§ INFORMATION PROVIDED:
::::::::::

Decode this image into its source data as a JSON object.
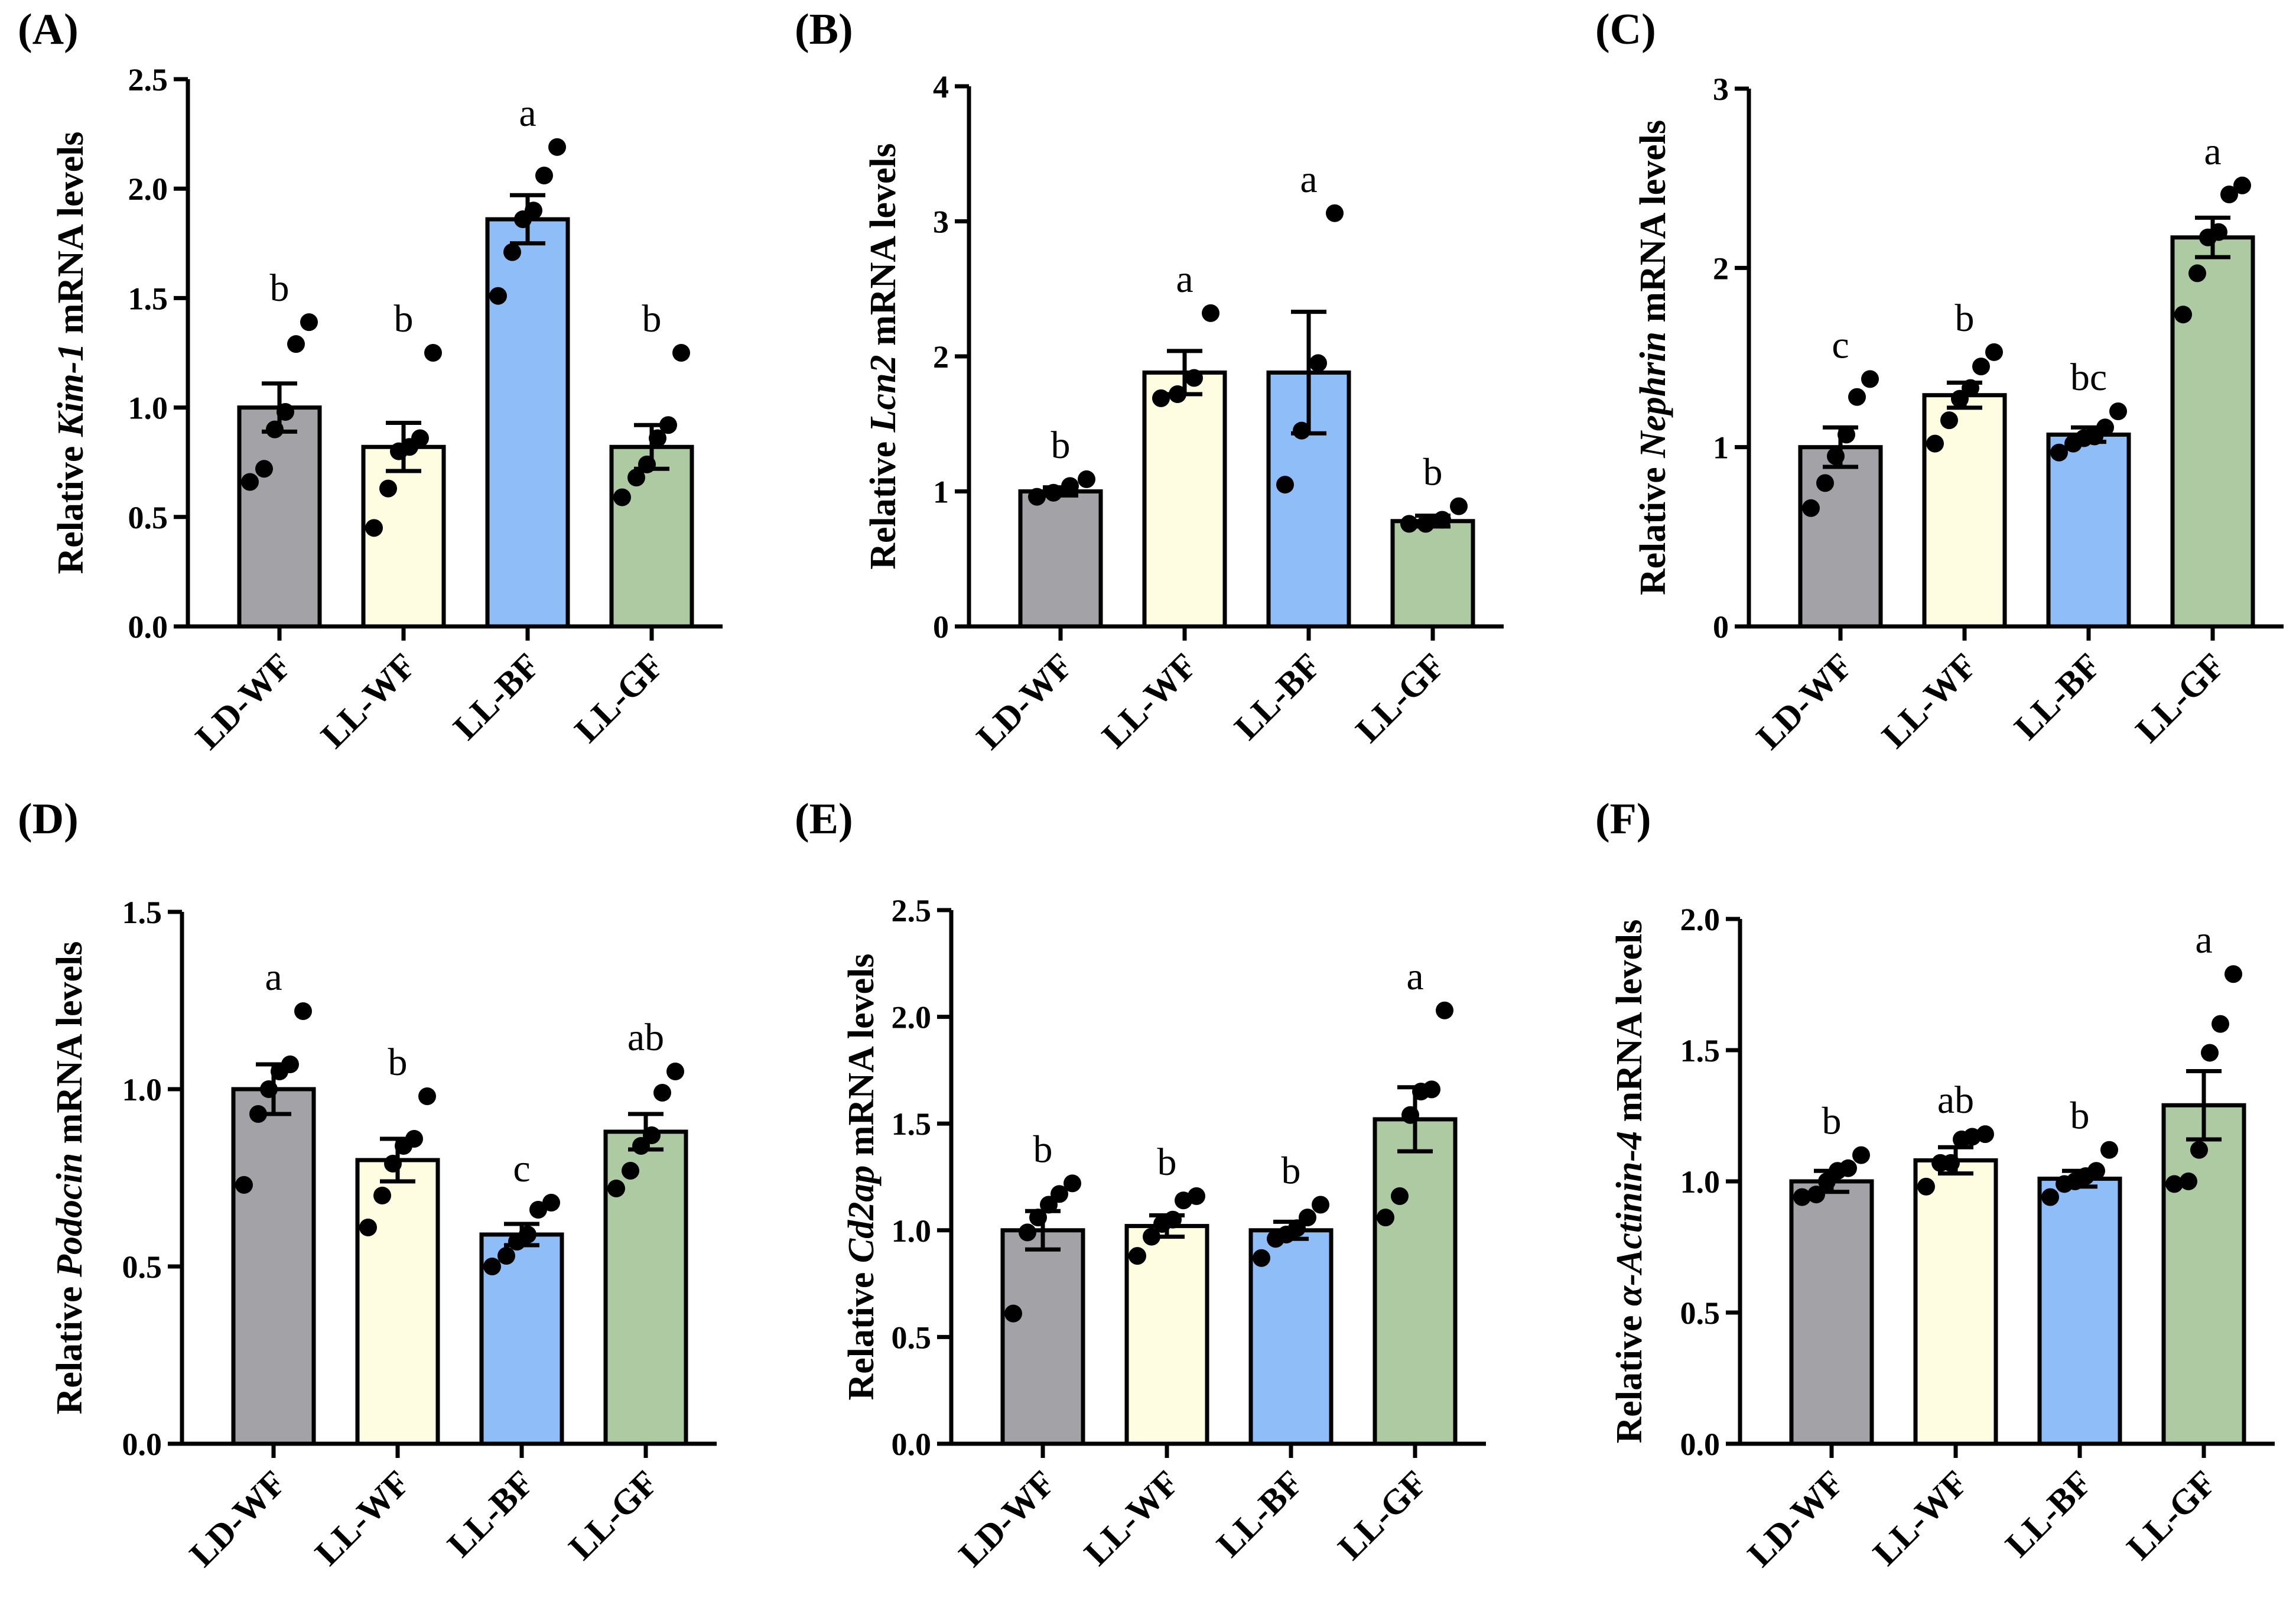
{
  "colors": {
    "LD-WF": "#a3a2a7",
    "LL-WF": "#fefde1",
    "LL-BF": "#8fbdf8",
    "LL-GF": "#aecaa3"
  },
  "chart_data": [
    {
      "panel": "(A)",
      "type": "bar",
      "ylabel_pre": "Relative ",
      "ylabel_gene": "Kim-1",
      "ylabel_post": " mRNA levels",
      "ylim": [
        0,
        2.5
      ],
      "yticks": [
        "0.0",
        "0.5",
        "1.0",
        "1.5",
        "2.0",
        "2.5"
      ],
      "yticks_values": [
        0,
        0.5,
        1.0,
        1.5,
        2.0,
        2.5
      ],
      "categories": [
        "LD-WF",
        "LL-WF",
        "LL-BF",
        "LL-GF"
      ],
      "values": [
        1.0,
        0.82,
        1.86,
        0.82
      ],
      "sem": [
        0.11,
        0.11,
        0.11,
        0.1
      ],
      "letters": [
        "b",
        "b",
        "a",
        "b"
      ],
      "points": [
        [
          0.66,
          0.72,
          0.9,
          0.98,
          1.29,
          1.39
        ],
        [
          0.45,
          0.63,
          0.8,
          0.82,
          0.86,
          1.25
        ],
        [
          1.51,
          1.71,
          1.86,
          1.9,
          2.06,
          2.19
        ],
        [
          0.59,
          0.68,
          0.74,
          0.86,
          0.92,
          1.25
        ]
      ]
    },
    {
      "panel": "(B)",
      "type": "bar",
      "ylabel_pre": "Relative ",
      "ylabel_gene": "Lcn2",
      "ylabel_post": " mRNA levels",
      "ylim": [
        0,
        4
      ],
      "yticks": [
        "0",
        "1",
        "2",
        "3",
        "4"
      ],
      "yticks_values": [
        0,
        1,
        2,
        3,
        4
      ],
      "categories": [
        "LD-WF",
        "LL-WF",
        "LL-BF",
        "LL-GF"
      ],
      "values": [
        1.0,
        1.88,
        1.88,
        0.78
      ],
      "sem": [
        0.03,
        0.16,
        0.45,
        0.04
      ],
      "letters": [
        "b",
        "a",
        "a",
        "b"
      ],
      "points": [
        [
          0.96,
          0.99,
          1.04,
          1.09
        ],
        [
          1.69,
          1.72,
          1.84,
          2.32
        ],
        [
          1.05,
          1.45,
          1.95,
          3.06
        ],
        [
          0.76,
          0.76,
          0.79,
          0.89
        ]
      ]
    },
    {
      "panel": "(C)",
      "type": "bar",
      "ylabel_pre": "Relative ",
      "ylabel_gene": "Nephrin",
      "ylabel_post": " mRNA levels",
      "ylim": [
        0,
        3
      ],
      "yticks": [
        "0",
        "1",
        "2",
        "3"
      ],
      "yticks_values": [
        0,
        1,
        2,
        3
      ],
      "categories": [
        "LD-WF",
        "LL-WF",
        "LL-BF",
        "LL-GF"
      ],
      "values": [
        1.0,
        1.29,
        1.07,
        2.17
      ],
      "sem": [
        0.11,
        0.07,
        0.04,
        0.11
      ],
      "letters": [
        "c",
        "b",
        "bc",
        "a"
      ],
      "points": [
        [
          0.66,
          0.8,
          0.95,
          1.07,
          1.28,
          1.38
        ],
        [
          1.02,
          1.15,
          1.27,
          1.33,
          1.45,
          1.53
        ],
        [
          0.97,
          1.02,
          1.05,
          1.06,
          1.11,
          1.2
        ],
        [
          1.74,
          1.97,
          2.17,
          2.2,
          2.41,
          2.46
        ]
      ]
    },
    {
      "panel": "(D)",
      "type": "bar",
      "ylabel_pre": "Relative ",
      "ylabel_gene": "Podocin",
      "ylabel_post": " mRNA levels",
      "ylim": [
        0,
        1.5
      ],
      "yticks": [
        "0.0",
        "0.5",
        "1.0",
        "1.5"
      ],
      "yticks_values": [
        0,
        0.5,
        1.0,
        1.5
      ],
      "categories": [
        "LD-WF",
        "LL-WF",
        "LL-BF",
        "LL-GF"
      ],
      "values": [
        1.0,
        0.8,
        0.59,
        0.88
      ],
      "sem": [
        0.07,
        0.06,
        0.03,
        0.05
      ],
      "letters": [
        "a",
        "b",
        "c",
        "ab"
      ],
      "points": [
        [
          0.73,
          0.93,
          1.0,
          1.05,
          1.07,
          1.22
        ],
        [
          0.61,
          0.7,
          0.79,
          0.84,
          0.86,
          0.98
        ],
        [
          0.5,
          0.53,
          0.57,
          0.59,
          0.66,
          0.68
        ],
        [
          0.72,
          0.77,
          0.84,
          0.87,
          0.99,
          1.05
        ]
      ]
    },
    {
      "panel": "(E)",
      "type": "bar",
      "ylabel_pre": "Relative ",
      "ylabel_gene": "Cd2ap",
      "ylabel_post": " mRNA levels",
      "ylim": [
        0,
        2.5
      ],
      "yticks": [
        "0.0",
        "0.5",
        "1.0",
        "1.5",
        "2.0",
        "2.5"
      ],
      "yticks_values": [
        0,
        0.5,
        1.0,
        1.5,
        2.0,
        2.5
      ],
      "categories": [
        "LD-WF",
        "LL-WF",
        "LL-BF",
        "LL-GF"
      ],
      "values": [
        1.0,
        1.02,
        1.0,
        1.52
      ],
      "sem": [
        0.09,
        0.05,
        0.04,
        0.15
      ],
      "letters": [
        "b",
        "b",
        "b",
        "a"
      ],
      "points": [
        [
          0.61,
          0.99,
          1.06,
          1.12,
          1.17,
          1.22
        ],
        [
          0.88,
          0.97,
          1.03,
          1.05,
          1.14,
          1.16
        ],
        [
          0.87,
          0.96,
          0.98,
          1.01,
          1.06,
          1.12
        ],
        [
          1.06,
          1.16,
          1.54,
          1.65,
          1.66,
          2.03
        ]
      ]
    },
    {
      "panel": "(F)",
      "type": "bar",
      "ylabel_pre": "Relative ",
      "ylabel_gene": "α-Actinin-4",
      "ylabel_post": " mRNA levels",
      "ylim": [
        0,
        2.0
      ],
      "yticks": [
        "0.0",
        "0.5",
        "1.0",
        "1.5",
        "2.0"
      ],
      "yticks_values": [
        0,
        0.5,
        1.0,
        1.5,
        2.0
      ],
      "categories": [
        "LD-WF",
        "LL-WF",
        "LL-BF",
        "LL-GF"
      ],
      "values": [
        1.0,
        1.08,
        1.01,
        1.29
      ],
      "sem": [
        0.04,
        0.05,
        0.03,
        0.13
      ],
      "letters": [
        "b",
        "ab",
        "b",
        "a"
      ],
      "points": [
        [
          0.94,
          0.95,
          1.0,
          1.04,
          1.05,
          1.1
        ],
        [
          0.98,
          1.07,
          1.07,
          1.16,
          1.17,
          1.18
        ],
        [
          0.94,
          0.99,
          1.0,
          1.02,
          1.04,
          1.12
        ],
        [
          0.99,
          1.0,
          1.12,
          1.49,
          1.6,
          1.79
        ]
      ]
    }
  ]
}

::::::::::

§ WHAT THE TASK ASKS:
Return the whole listing, word for word, and leave out every picture.

§ YOUR RESPONSE:
Decode this image into its source data as a JSON object.
{
  "colors": {
    "LD-WF": "#a3a2a7",
    "LL-WF": "#fefde1",
    "LL-BF": "#8fbdf8",
    "LL-GF": "#aecaa3"
  },
  "chart_data": [
    {
      "panel": "(A)",
      "type": "bar",
      "ylabel_pre": "Relative ",
      "ylabel_gene": "Kim-1",
      "ylabel_post": " mRNA levels",
      "ylim": [
        0,
        2.5
      ],
      "yticks": [
        "0.0",
        "0.5",
        "1.0",
        "1.5",
        "2.0",
        "2.5"
      ],
      "yticks_values": [
        0,
        0.5,
        1.0,
        1.5,
        2.0,
        2.5
      ],
      "categories": [
        "LD-WF",
        "LL-WF",
        "LL-BF",
        "LL-GF"
      ],
      "values": [
        1.0,
        0.82,
        1.86,
        0.82
      ],
      "sem": [
        0.11,
        0.11,
        0.11,
        0.1
      ],
      "letters": [
        "b",
        "b",
        "a",
        "b"
      ],
      "points": [
        [
          0.66,
          0.72,
          0.9,
          0.98,
          1.29,
          1.39
        ],
        [
          0.45,
          0.63,
          0.8,
          0.82,
          0.86,
          1.25
        ],
        [
          1.51,
          1.71,
          1.86,
          1.9,
          2.06,
          2.19
        ],
        [
          0.59,
          0.68,
          0.74,
          0.86,
          0.92,
          1.25
        ]
      ]
    },
    {
      "panel": "(B)",
      "type": "bar",
      "ylabel_pre": "Relative ",
      "ylabel_gene": "Lcn2",
      "ylabel_post": " mRNA levels",
      "ylim": [
        0,
        4
      ],
      "yticks": [
        "0",
        "1",
        "2",
        "3",
        "4"
      ],
      "yticks_values": [
        0,
        1,
        2,
        3,
        4
      ],
      "categories": [
        "LD-WF",
        "LL-WF",
        "LL-BF",
        "LL-GF"
      ],
      "values": [
        1.0,
        1.88,
        1.88,
        0.78
      ],
      "sem": [
        0.03,
        0.16,
        0.45,
        0.04
      ],
      "letters": [
        "b",
        "a",
        "a",
        "b"
      ],
      "points": [
        [
          0.96,
          0.99,
          1.04,
          1.09
        ],
        [
          1.69,
          1.72,
          1.84,
          2.32
        ],
        [
          1.05,
          1.45,
          1.95,
          3.06
        ],
        [
          0.76,
          0.76,
          0.79,
          0.89
        ]
      ]
    },
    {
      "panel": "(C)",
      "type": "bar",
      "ylabel_pre": "Relative ",
      "ylabel_gene": "Nephrin",
      "ylabel_post": " mRNA levels",
      "ylim": [
        0,
        3
      ],
      "yticks": [
        "0",
        "1",
        "2",
        "3"
      ],
      "yticks_values": [
        0,
        1,
        2,
        3
      ],
      "categories": [
        "LD-WF",
        "LL-WF",
        "LL-BF",
        "LL-GF"
      ],
      "values": [
        1.0,
        1.29,
        1.07,
        2.17
      ],
      "sem": [
        0.11,
        0.07,
        0.04,
        0.11
      ],
      "letters": [
        "c",
        "b",
        "bc",
        "a"
      ],
      "points": [
        [
          0.66,
          0.8,
          0.95,
          1.07,
          1.28,
          1.38
        ],
        [
          1.02,
          1.15,
          1.27,
          1.33,
          1.45,
          1.53
        ],
        [
          0.97,
          1.02,
          1.05,
          1.06,
          1.11,
          1.2
        ],
        [
          1.74,
          1.97,
          2.17,
          2.2,
          2.41,
          2.46
        ]
      ]
    },
    {
      "panel": "(D)",
      "type": "bar",
      "ylabel_pre": "Relative ",
      "ylabel_gene": "Podocin",
      "ylabel_post": " mRNA levels",
      "ylim": [
        0,
        1.5
      ],
      "yticks": [
        "0.0",
        "0.5",
        "1.0",
        "1.5"
      ],
      "yticks_values": [
        0,
        0.5,
        1.0,
        1.5
      ],
      "categories": [
        "LD-WF",
        "LL-WF",
        "LL-BF",
        "LL-GF"
      ],
      "values": [
        1.0,
        0.8,
        0.59,
        0.88
      ],
      "sem": [
        0.07,
        0.06,
        0.03,
        0.05
      ],
      "letters": [
        "a",
        "b",
        "c",
        "ab"
      ],
      "points": [
        [
          0.73,
          0.93,
          1.0,
          1.05,
          1.07,
          1.22
        ],
        [
          0.61,
          0.7,
          0.79,
          0.84,
          0.86,
          0.98
        ],
        [
          0.5,
          0.53,
          0.57,
          0.59,
          0.66,
          0.68
        ],
        [
          0.72,
          0.77,
          0.84,
          0.87,
          0.99,
          1.05
        ]
      ]
    },
    {
      "panel": "(E)",
      "type": "bar",
      "ylabel_pre": "Relative ",
      "ylabel_gene": "Cd2ap",
      "ylabel_post": " mRNA levels",
      "ylim": [
        0,
        2.5
      ],
      "yticks": [
        "0.0",
        "0.5",
        "1.0",
        "1.5",
        "2.0",
        "2.5"
      ],
      "yticks_values": [
        0,
        0.5,
        1.0,
        1.5,
        2.0,
        2.5
      ],
      "categories": [
        "LD-WF",
        "LL-WF",
        "LL-BF",
        "LL-GF"
      ],
      "values": [
        1.0,
        1.02,
        1.0,
        1.52
      ],
      "sem": [
        0.09,
        0.05,
        0.04,
        0.15
      ],
      "letters": [
        "b",
        "b",
        "b",
        "a"
      ],
      "points": [
        [
          0.61,
          0.99,
          1.06,
          1.12,
          1.17,
          1.22
        ],
        [
          0.88,
          0.97,
          1.03,
          1.05,
          1.14,
          1.16
        ],
        [
          0.87,
          0.96,
          0.98,
          1.01,
          1.06,
          1.12
        ],
        [
          1.06,
          1.16,
          1.54,
          1.65,
          1.66,
          2.03
        ]
      ]
    },
    {
      "panel": "(F)",
      "type": "bar",
      "ylabel_pre": "Relative ",
      "ylabel_gene": "α-Actinin-4",
      "ylabel_post": " mRNA levels",
      "ylim": [
        0,
        2.0
      ],
      "yticks": [
        "0.0",
        "0.5",
        "1.0",
        "1.5",
        "2.0"
      ],
      "yticks_values": [
        0,
        0.5,
        1.0,
        1.5,
        2.0
      ],
      "categories": [
        "LD-WF",
        "LL-WF",
        "LL-BF",
        "LL-GF"
      ],
      "values": [
        1.0,
        1.08,
        1.01,
        1.29
      ],
      "sem": [
        0.04,
        0.05,
        0.03,
        0.13
      ],
      "letters": [
        "b",
        "ab",
        "b",
        "a"
      ],
      "points": [
        [
          0.94,
          0.95,
          1.0,
          1.04,
          1.05,
          1.1
        ],
        [
          0.98,
          1.07,
          1.07,
          1.16,
          1.17,
          1.18
        ],
        [
          0.94,
          0.99,
          1.0,
          1.02,
          1.04,
          1.12
        ],
        [
          0.99,
          1.0,
          1.12,
          1.49,
          1.6,
          1.79
        ]
      ]
    }
  ]
}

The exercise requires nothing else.